▸ Instructions to follow
Please render every line of the records below as a JSON list of strings, one string per line, skipping blank lines and leaving the pictures out.
Provided material start
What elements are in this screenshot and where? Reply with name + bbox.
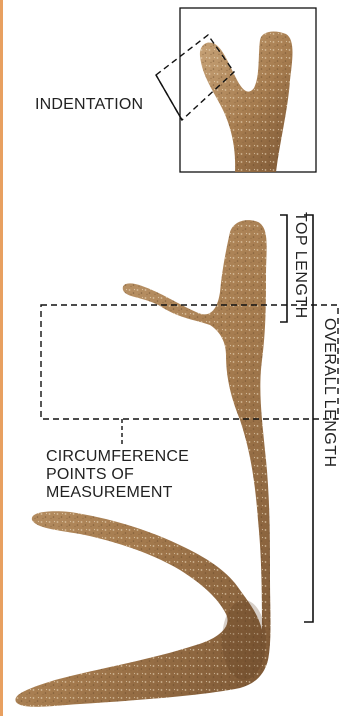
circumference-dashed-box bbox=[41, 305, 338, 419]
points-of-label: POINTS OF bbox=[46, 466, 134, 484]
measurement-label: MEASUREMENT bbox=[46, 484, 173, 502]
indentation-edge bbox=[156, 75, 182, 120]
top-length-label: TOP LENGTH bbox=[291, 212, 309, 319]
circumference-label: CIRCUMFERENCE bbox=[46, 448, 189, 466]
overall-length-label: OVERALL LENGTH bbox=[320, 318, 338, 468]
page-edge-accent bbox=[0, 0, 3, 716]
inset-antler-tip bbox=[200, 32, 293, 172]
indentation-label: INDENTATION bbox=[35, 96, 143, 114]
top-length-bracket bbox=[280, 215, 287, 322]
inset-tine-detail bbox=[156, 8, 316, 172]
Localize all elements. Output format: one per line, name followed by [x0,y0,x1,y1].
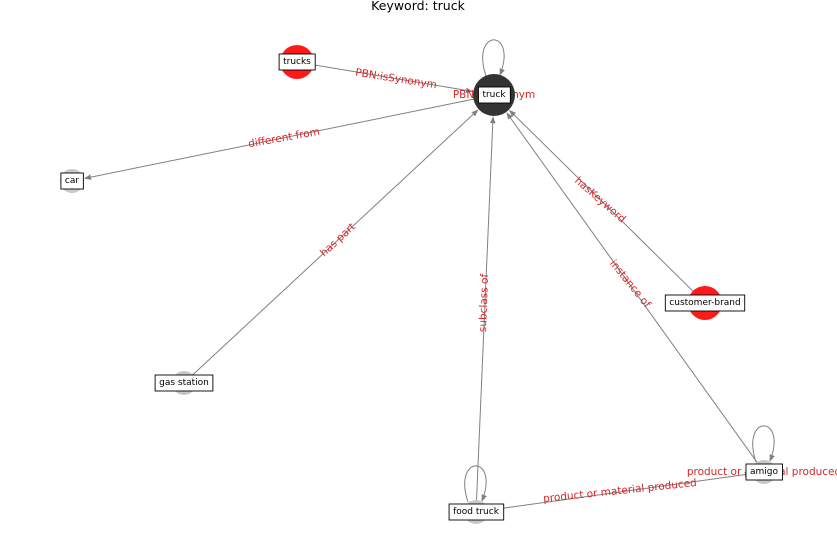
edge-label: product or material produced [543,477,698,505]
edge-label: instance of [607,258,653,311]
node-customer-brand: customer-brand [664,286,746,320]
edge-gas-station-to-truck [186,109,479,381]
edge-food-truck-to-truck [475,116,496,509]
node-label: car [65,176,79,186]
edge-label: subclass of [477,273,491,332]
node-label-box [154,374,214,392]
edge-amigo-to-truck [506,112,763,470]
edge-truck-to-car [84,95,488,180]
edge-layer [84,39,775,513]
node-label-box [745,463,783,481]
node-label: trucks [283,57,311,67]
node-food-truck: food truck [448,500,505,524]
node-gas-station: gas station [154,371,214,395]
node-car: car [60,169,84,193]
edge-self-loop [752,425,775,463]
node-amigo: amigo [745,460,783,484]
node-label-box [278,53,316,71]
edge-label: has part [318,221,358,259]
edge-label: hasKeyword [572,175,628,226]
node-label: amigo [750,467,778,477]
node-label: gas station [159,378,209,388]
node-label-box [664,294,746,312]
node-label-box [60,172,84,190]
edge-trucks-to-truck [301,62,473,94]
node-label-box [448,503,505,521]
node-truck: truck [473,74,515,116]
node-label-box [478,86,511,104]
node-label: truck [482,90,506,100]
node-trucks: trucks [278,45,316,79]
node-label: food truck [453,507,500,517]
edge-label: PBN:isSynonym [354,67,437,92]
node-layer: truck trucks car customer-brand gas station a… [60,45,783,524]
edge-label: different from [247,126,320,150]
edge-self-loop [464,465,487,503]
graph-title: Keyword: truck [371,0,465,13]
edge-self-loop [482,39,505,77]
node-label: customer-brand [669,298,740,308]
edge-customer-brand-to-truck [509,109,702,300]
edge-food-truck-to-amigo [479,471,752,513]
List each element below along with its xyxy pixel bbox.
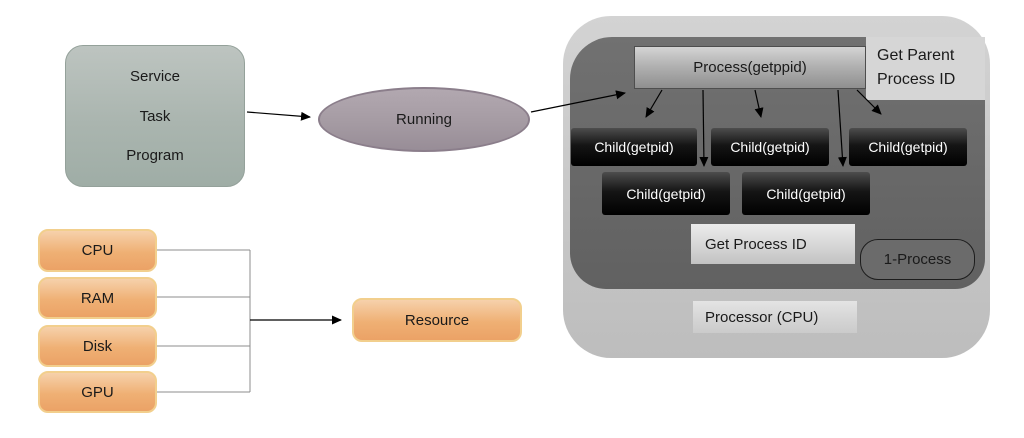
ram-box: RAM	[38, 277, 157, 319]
Provided material end
▸ Result of the exercise
[
  "What elements are in this screenshot and where? Reply with name + bbox.",
  "circumference-dashed-box bbox=[41, 305, 338, 419]",
  "points-of-label: POINTS OF bbox=[46, 466, 134, 484]",
  "measurement-label: MEASUREMENT bbox=[46, 484, 173, 502]",
  "indentation-edge bbox=[156, 75, 182, 120]",
  "top-length-label: TOP LENGTH bbox=[291, 212, 309, 319]",
  "circumference-label: CIRCUMFERENCE bbox=[46, 448, 189, 466]",
  "overall-length-label: OVERALL LENGTH bbox=[320, 318, 338, 468]",
  "page-edge-accent bbox=[0, 0, 3, 716]",
  "inset-antler-tip bbox=[200, 32, 293, 172]",
  "indentation-label: INDENTATION bbox=[35, 96, 143, 114]",
  "top-length-bracket bbox=[280, 215, 287, 322]",
  "inset-tine-detail bbox=[156, 8, 316, 172]",
  "Localize all elements. Output format: one per line, name followed by [x0,y0,x1,y1].",
  "edge-label: product or material produced [543,477,698,505]",
  "edge-label: instance of [607,258,653,311]",
  "node-customer-brand: customer-brand [664,286,746,320]",
  "edge-gas-station-to-truck [186,109,479,381]",
  "edge-food-truck-to-truck [475,116,496,509]",
  "node-label: car [65,176,79,186]",
  "edge-label: subclass of [477,273,491,332]",
  "node-label-box [154,374,214,392]",
  "edge-amigo-to-truck [506,112,763,470]",
  "edge-truck-to-car [84,95,488,180]",
  "edge-layer [84,39,775,513]",
  "node-label-box [745,463,783,481]",
  "node-label: trucks [283,57,311,67]",
  "node-food-truck: food truck [448,500,505,524]",
  "node-gas-station: gas station [154,371,214,395]",
  "node-car: car [60,169,84,193]",
  "edge-self-loop [752,425,775,463]",
  "node-amigo: amigo [745,460,783,484]",
  "node-label-box [278,53,316,71]",
  "edge-label: has part [318,221,358,259]",
  "edge-label: hasKeyword [572,175,628,226]",
  "node-label: amigo [750,467,778,477]",
  "node-label: gas station [159,378,209,388]",
  "node-label-box [664,294,746,312]",
  "node-label-box [60,172,84,190]",
  "edge-trucks-to-truck [301,62,473,94]",
  "node-label-box [448,503,505,521]",
  "node-truck: truck [473,74,515,116]",
  "node-label-box [478,86,511,104]",
  "node-label: truck [482,90,506,100]",
  "node-trucks: trucks [278,45,316,79]",
  "node-label: food truck [453,507,500,517]",
  "edge-label: PBN:isSynonym [354,67,437,92]",
  "node-layer: truck trucks car customer-brand gas station a… [60,45,783,524]",
  "edge-label: different from [247,126,320,150]",
  "edge-self-loop [464,465,487,503]",
  "graph-title: Keyword: truck [371,0,465,13]",
  "edge-self-loop [482,39,505,77]",
  "node-label: customer-brand [669,298,740,308]",
  "edge-customer-brand-to-truck [509,109,702,300]",
  "edge-food-truck-to-amigo [479,471,752,513]",
  "List each element below along with its xyxy pixel bbox.",
  "ram-box: RAM\t[38, 277, 157, 319]"
]